-- BEGIN Records shown --

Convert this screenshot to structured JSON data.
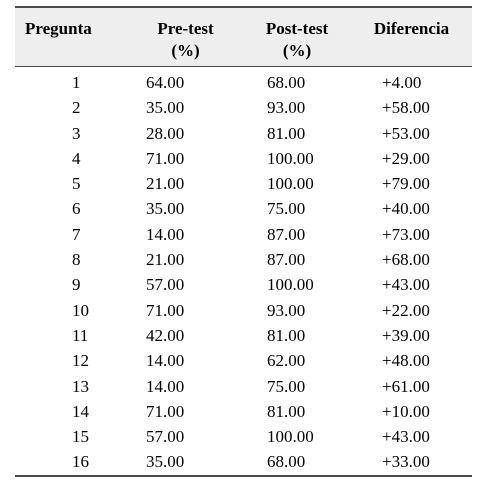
{
  "table": {
    "headers": {
      "pregunta": "Pregunta",
      "pretest_line1": "Pre-test",
      "pretest_line2": "(%)",
      "posttest_line1": "Post-test",
      "posttest_line2": "(%)",
      "diferencia": "Diferencia"
    },
    "rows": [
      {
        "pregunta": "1",
        "pretest": "64.00",
        "posttest": "68.00",
        "diferencia": "+4.00"
      },
      {
        "pregunta": "2",
        "pretest": "35.00",
        "posttest": "93.00",
        "diferencia": "+58.00"
      },
      {
        "pregunta": "3",
        "pretest": "28.00",
        "posttest": "81.00",
        "diferencia": "+53.00"
      },
      {
        "pregunta": "4",
        "pretest": "71.00",
        "posttest": "100.00",
        "diferencia": "+29.00"
      },
      {
        "pregunta": "5",
        "pretest": "21.00",
        "posttest": "100.00",
        "diferencia": "+79.00"
      },
      {
        "pregunta": "6",
        "pretest": "35.00",
        "posttest": "75.00",
        "diferencia": "+40.00"
      },
      {
        "pregunta": "7",
        "pretest": "14.00",
        "posttest": "87.00",
        "diferencia": "+73.00"
      },
      {
        "pregunta": "8",
        "pretest": "21.00",
        "posttest": "87.00",
        "diferencia": "+68.00"
      },
      {
        "pregunta": "9",
        "pretest": "57.00",
        "posttest": "100.00",
        "diferencia": "+43.00"
      },
      {
        "pregunta": "10",
        "pretest": "71.00",
        "posttest": "93.00",
        "diferencia": "+22.00"
      },
      {
        "pregunta": "11",
        "pretest": "42.00",
        "posttest": "81.00",
        "diferencia": "+39.00"
      },
      {
        "pregunta": "12",
        "pretest": "14.00",
        "posttest": "62.00",
        "diferencia": "+48.00"
      },
      {
        "pregunta": "13",
        "pretest": "14.00",
        "posttest": "75.00",
        "diferencia": "+61.00"
      },
      {
        "pregunta": "14",
        "pretest": "71.00",
        "posttest": "81.00",
        "diferencia": "+10.00"
      },
      {
        "pregunta": "15",
        "pretest": "57.00",
        "posttest": "100.00",
        "diferencia": "+43.00"
      },
      {
        "pregunta": "16",
        "pretest": "35.00",
        "posttest": "68.00",
        "diferencia": "+33.00"
      }
    ]
  }
}
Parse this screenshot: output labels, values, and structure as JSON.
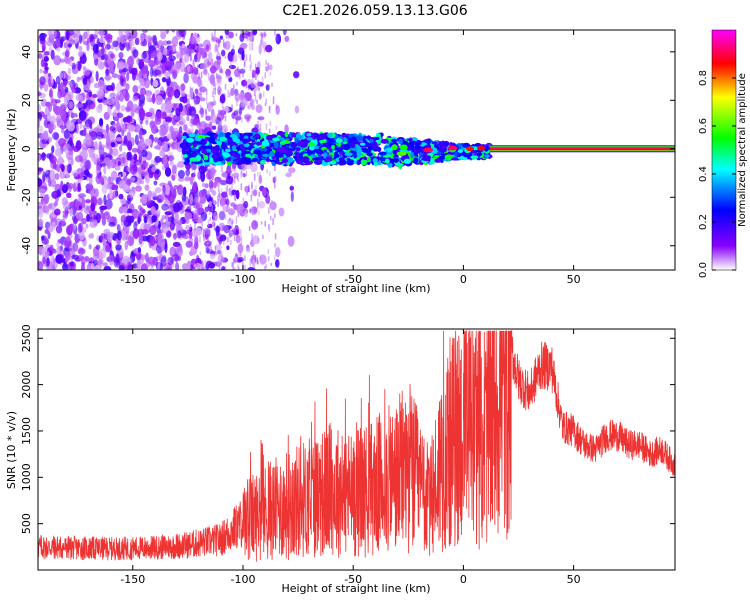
{
  "title": "C2E1.2026.059.13.13.G06",
  "colors": {
    "snr_line": "#ee3333",
    "background": "#ffffff"
  },
  "chart_data": [
    {
      "type": "heatmap",
      "title": "C2E1.2026.059.13.13.G06",
      "xlabel": "Height of straight line (km)",
      "ylabel": "Frequency (Hz)",
      "xlim": [
        -193,
        96
      ],
      "ylim": [
        -50,
        49
      ],
      "xticks": [
        -150,
        -100,
        -50,
        0,
        50
      ],
      "yticks": [
        -40,
        -20,
        0,
        20,
        40
      ],
      "colorbar": {
        "label": "Normalized spectral amplitude",
        "range": [
          0.0,
          1.0
        ],
        "ticks": [
          "0.0",
          "0.2",
          "0.4",
          "0.6",
          "0.8"
        ],
        "colormap": [
          "#ffffff",
          "#8800ff",
          "#0000ff",
          "#00ffff",
          "#00ff00",
          "#ffff00",
          "#ff0000",
          "#ff00ff"
        ]
      },
      "features": {
        "noise_region_x": [
          -193,
          -95
        ],
        "signal_band_start_x": -127,
        "signal_center_freq": 0,
        "strong_carrier_start_x": 12
      }
    },
    {
      "type": "line",
      "xlabel": "Height of straight line (km)",
      "ylabel": "SNR (10 * v/v)",
      "xlim": [
        -193,
        96
      ],
      "ylim": [
        0,
        2600
      ],
      "xticks": [
        -150,
        -100,
        -50,
        0,
        50
      ],
      "yticks": [
        500,
        1000,
        1500,
        2000,
        2500
      ],
      "series": [
        {
          "color": "#ee3333",
          "x": [
            -193,
            -180,
            -160,
            -140,
            -125,
            -110,
            -100,
            -90,
            -80,
            -70,
            -60,
            -50,
            -40,
            -30,
            -25,
            -20,
            -15,
            -10,
            -5,
            0,
            5,
            10,
            15,
            20,
            22,
            25,
            30,
            35,
            40,
            45,
            50,
            55,
            60,
            65,
            70,
            75,
            80,
            85,
            90,
            95
          ],
          "values": [
            250,
            240,
            230,
            240,
            270,
            330,
            520,
            620,
            700,
            780,
            860,
            820,
            900,
            1000,
            1150,
            900,
            700,
            1200,
            1400,
            1500,
            1450,
            1500,
            1800,
            2000,
            2350,
            2050,
            1900,
            2200,
            2200,
            1550,
            1500,
            1350,
            1300,
            1450,
            1450,
            1350,
            1350,
            1250,
            1300,
            1150
          ]
        }
      ]
    }
  ]
}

-- END Records shown --

▶ _Task prompt_
Working from the material above, transcribe it exactly while omitting pictures.

▶ _Answer_
Convert this screenshot to structured JSON data.
{
  "table": {
    "headers": {
      "pregunta": "Pregunta",
      "pretest_line1": "Pre-test",
      "pretest_line2": "(%)",
      "posttest_line1": "Post-test",
      "posttest_line2": "(%)",
      "diferencia": "Diferencia"
    },
    "rows": [
      {
        "pregunta": "1",
        "pretest": "64.00",
        "posttest": "68.00",
        "diferencia": "+4.00"
      },
      {
        "pregunta": "2",
        "pretest": "35.00",
        "posttest": "93.00",
        "diferencia": "+58.00"
      },
      {
        "pregunta": "3",
        "pretest": "28.00",
        "posttest": "81.00",
        "diferencia": "+53.00"
      },
      {
        "pregunta": "4",
        "pretest": "71.00",
        "posttest": "100.00",
        "diferencia": "+29.00"
      },
      {
        "pregunta": "5",
        "pretest": "21.00",
        "posttest": "100.00",
        "diferencia": "+79.00"
      },
      {
        "pregunta": "6",
        "pretest": "35.00",
        "posttest": "75.00",
        "diferencia": "+40.00"
      },
      {
        "pregunta": "7",
        "pretest": "14.00",
        "posttest": "87.00",
        "diferencia": "+73.00"
      },
      {
        "pregunta": "8",
        "pretest": "21.00",
        "posttest": "87.00",
        "diferencia": "+68.00"
      },
      {
        "pregunta": "9",
        "pretest": "57.00",
        "posttest": "100.00",
        "diferencia": "+43.00"
      },
      {
        "pregunta": "10",
        "pretest": "71.00",
        "posttest": "93.00",
        "diferencia": "+22.00"
      },
      {
        "pregunta": "11",
        "pretest": "42.00",
        "posttest": "81.00",
        "diferencia": "+39.00"
      },
      {
        "pregunta": "12",
        "pretest": "14.00",
        "posttest": "62.00",
        "diferencia": "+48.00"
      },
      {
        "pregunta": "13",
        "pretest": "14.00",
        "posttest": "75.00",
        "diferencia": "+61.00"
      },
      {
        "pregunta": "14",
        "pretest": "71.00",
        "posttest": "81.00",
        "diferencia": "+10.00"
      },
      {
        "pregunta": "15",
        "pretest": "57.00",
        "posttest": "100.00",
        "diferencia": "+43.00"
      },
      {
        "pregunta": "16",
        "pretest": "35.00",
        "posttest": "68.00",
        "diferencia": "+33.00"
      }
    ]
  }
}
Parse this screenshot: output labels, values, and structure as JSON.
{
  "title": "C2E1.2026.059.13.13.G06",
  "colors": {
    "snr_line": "#ee3333",
    "background": "#ffffff"
  },
  "chart_data": [
    {
      "type": "heatmap",
      "title": "C2E1.2026.059.13.13.G06",
      "xlabel": "Height of straight line (km)",
      "ylabel": "Frequency (Hz)",
      "xlim": [
        -193,
        96
      ],
      "ylim": [
        -50,
        49
      ],
      "xticks": [
        -150,
        -100,
        -50,
        0,
        50
      ],
      "yticks": [
        -40,
        -20,
        0,
        20,
        40
      ],
      "colorbar": {
        "label": "Normalized spectral amplitude",
        "range": [
          0.0,
          1.0
        ],
        "ticks": [
          "0.0",
          "0.2",
          "0.4",
          "0.6",
          "0.8"
        ],
        "colormap": [
          "#ffffff",
          "#8800ff",
          "#0000ff",
          "#00ffff",
          "#00ff00",
          "#ffff00",
          "#ff0000",
          "#ff00ff"
        ]
      },
      "features": {
        "noise_region_x": [
          -193,
          -95
        ],
        "signal_band_start_x": -127,
        "signal_center_freq": 0,
        "strong_carrier_start_x": 12
      }
    },
    {
      "type": "line",
      "xlabel": "Height of straight line (km)",
      "ylabel": "SNR (10 * v/v)",
      "xlim": [
        -193,
        96
      ],
      "ylim": [
        0,
        2600
      ],
      "xticks": [
        -150,
        -100,
        -50,
        0,
        50
      ],
      "yticks": [
        500,
        1000,
        1500,
        2000,
        2500
      ],
      "series": [
        {
          "color": "#ee3333",
          "x": [
            -193,
            -180,
            -160,
            -140,
            -125,
            -110,
            -100,
            -90,
            -80,
            -70,
            -60,
            -50,
            -40,
            -30,
            -25,
            -20,
            -15,
            -10,
            -5,
            0,
            5,
            10,
            15,
            20,
            22,
            25,
            30,
            35,
            40,
            45,
            50,
            55,
            60,
            65,
            70,
            75,
            80,
            85,
            90,
            95
          ],
          "values": [
            250,
            240,
            230,
            240,
            270,
            330,
            520,
            620,
            700,
            780,
            860,
            820,
            900,
            1000,
            1150,
            900,
            700,
            1200,
            1400,
            1500,
            1450,
            1500,
            1800,
            2000,
            2350,
            2050,
            1900,
            2200,
            2200,
            1550,
            1500,
            1350,
            1300,
            1450,
            1450,
            1350,
            1350,
            1250,
            1300,
            1150
          ]
        }
      ]
    }
  ]
}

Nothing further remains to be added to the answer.